───── Records provided ─────

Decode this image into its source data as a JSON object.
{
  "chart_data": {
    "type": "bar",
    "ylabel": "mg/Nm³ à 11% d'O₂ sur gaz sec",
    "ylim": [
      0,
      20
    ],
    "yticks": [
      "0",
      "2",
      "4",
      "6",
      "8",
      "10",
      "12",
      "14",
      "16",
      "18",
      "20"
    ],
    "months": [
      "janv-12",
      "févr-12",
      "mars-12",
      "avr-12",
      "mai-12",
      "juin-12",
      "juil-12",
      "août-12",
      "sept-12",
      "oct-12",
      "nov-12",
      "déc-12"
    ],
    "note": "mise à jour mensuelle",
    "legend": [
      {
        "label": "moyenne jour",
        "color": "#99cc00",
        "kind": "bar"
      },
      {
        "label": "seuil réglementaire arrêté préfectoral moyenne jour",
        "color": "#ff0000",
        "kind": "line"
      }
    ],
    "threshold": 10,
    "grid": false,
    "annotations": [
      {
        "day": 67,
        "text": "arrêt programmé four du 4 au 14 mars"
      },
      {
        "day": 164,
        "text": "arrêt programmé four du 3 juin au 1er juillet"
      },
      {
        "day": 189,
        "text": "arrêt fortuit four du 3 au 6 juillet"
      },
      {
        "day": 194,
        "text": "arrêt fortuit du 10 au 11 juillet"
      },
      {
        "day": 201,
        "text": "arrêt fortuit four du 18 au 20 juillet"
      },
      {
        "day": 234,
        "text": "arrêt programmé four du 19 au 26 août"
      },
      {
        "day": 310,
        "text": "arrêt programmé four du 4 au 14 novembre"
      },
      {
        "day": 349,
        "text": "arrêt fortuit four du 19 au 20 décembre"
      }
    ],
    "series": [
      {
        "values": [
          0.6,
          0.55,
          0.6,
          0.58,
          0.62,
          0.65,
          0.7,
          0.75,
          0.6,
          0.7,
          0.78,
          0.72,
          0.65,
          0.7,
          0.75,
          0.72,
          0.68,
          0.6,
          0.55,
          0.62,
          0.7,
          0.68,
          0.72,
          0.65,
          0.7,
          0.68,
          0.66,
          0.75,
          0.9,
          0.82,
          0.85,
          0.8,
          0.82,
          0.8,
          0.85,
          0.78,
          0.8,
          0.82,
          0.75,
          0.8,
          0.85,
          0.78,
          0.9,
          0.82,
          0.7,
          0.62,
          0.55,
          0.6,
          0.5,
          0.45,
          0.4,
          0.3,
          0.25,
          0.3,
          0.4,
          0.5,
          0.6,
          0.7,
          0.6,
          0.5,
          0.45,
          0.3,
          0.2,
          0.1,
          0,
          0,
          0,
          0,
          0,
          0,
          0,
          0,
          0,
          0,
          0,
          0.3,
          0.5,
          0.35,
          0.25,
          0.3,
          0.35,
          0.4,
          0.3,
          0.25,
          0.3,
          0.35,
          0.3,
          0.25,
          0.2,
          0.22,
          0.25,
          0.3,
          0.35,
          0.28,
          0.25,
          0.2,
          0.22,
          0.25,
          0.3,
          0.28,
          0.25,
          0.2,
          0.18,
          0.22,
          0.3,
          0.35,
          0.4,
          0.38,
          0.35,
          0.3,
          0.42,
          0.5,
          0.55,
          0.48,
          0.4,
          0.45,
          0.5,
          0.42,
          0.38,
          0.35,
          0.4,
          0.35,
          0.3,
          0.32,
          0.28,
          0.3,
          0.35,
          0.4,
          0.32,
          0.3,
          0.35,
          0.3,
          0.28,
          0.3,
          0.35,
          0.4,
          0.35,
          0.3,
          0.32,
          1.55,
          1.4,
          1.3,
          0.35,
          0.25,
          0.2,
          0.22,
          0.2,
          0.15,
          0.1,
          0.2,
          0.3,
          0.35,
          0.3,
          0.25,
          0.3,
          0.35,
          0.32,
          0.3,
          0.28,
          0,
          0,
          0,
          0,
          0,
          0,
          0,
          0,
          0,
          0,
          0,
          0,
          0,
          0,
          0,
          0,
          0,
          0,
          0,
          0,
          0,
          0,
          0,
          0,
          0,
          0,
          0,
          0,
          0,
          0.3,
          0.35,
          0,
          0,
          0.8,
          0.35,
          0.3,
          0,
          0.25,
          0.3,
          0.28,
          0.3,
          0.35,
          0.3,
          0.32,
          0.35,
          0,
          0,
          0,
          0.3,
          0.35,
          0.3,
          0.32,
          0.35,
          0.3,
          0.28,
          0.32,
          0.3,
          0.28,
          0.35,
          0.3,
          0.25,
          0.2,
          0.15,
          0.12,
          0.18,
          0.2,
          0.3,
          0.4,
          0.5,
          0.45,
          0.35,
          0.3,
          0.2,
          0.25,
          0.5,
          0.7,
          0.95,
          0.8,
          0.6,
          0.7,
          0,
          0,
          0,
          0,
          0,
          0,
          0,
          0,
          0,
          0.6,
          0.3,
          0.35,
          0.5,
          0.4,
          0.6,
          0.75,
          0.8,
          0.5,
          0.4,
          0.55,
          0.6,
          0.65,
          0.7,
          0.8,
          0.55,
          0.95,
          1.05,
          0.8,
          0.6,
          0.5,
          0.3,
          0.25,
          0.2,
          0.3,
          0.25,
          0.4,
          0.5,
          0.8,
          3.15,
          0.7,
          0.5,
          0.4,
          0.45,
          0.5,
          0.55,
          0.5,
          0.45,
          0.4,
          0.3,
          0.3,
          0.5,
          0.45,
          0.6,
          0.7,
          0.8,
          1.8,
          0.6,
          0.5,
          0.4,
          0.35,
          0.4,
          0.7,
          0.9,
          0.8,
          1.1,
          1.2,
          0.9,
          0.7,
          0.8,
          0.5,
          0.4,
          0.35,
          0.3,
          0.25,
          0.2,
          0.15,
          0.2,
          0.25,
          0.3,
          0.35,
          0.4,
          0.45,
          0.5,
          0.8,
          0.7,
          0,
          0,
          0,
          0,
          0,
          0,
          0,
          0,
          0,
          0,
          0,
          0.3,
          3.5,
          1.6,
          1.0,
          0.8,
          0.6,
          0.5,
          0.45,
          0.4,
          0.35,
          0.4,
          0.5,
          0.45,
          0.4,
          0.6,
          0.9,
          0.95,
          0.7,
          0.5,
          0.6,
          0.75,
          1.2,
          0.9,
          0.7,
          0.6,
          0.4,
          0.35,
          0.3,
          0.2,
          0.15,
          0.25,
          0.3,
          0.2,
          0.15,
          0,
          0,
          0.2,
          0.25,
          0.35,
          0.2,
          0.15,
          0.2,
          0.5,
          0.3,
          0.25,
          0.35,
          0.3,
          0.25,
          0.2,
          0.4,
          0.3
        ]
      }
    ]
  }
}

─────

■ What you need to do ■
Copy every line above in which the string "juillet" shows up.

■ Answer for the task ■
        "text": "arrêt programmé four du 3 juin au 1er juillet"
        "text": "arrêt fortuit four du 3 au 6 juillet"
        "text": "arrêt fortuit du 10 au 11 juillet"
        "text": "arrêt fortuit four du 18 au 20 juillet"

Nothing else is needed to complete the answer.